(Stored data entries)
_ _ _ _

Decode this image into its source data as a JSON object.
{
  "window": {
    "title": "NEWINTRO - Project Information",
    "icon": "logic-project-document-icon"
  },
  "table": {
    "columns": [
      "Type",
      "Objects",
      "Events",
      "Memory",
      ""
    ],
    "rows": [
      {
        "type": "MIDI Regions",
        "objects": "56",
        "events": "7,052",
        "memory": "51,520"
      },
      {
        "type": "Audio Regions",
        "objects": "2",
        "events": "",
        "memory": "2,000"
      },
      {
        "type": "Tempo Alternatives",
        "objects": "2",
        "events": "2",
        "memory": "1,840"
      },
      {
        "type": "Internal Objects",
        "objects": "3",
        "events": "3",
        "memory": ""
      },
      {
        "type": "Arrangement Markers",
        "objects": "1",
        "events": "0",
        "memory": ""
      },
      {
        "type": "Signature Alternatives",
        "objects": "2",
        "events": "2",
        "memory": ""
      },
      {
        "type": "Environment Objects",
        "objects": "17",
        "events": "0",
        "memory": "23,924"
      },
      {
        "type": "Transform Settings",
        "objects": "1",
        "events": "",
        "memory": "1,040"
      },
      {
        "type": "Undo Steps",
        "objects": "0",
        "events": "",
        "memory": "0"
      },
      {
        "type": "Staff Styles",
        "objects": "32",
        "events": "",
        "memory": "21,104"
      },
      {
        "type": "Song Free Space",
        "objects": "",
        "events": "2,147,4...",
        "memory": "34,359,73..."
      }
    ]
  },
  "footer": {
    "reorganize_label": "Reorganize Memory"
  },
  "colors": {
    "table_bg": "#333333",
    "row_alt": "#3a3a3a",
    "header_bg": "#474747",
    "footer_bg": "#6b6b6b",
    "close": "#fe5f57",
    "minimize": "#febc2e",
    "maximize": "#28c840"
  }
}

_ _ _ _

* STATED PROBLEM: From the records above, pull out every line containing the word "Regions".

* COMPLETE RESPONSE:
        "type": "MIDI Regions",
        "type": "Audio Regions",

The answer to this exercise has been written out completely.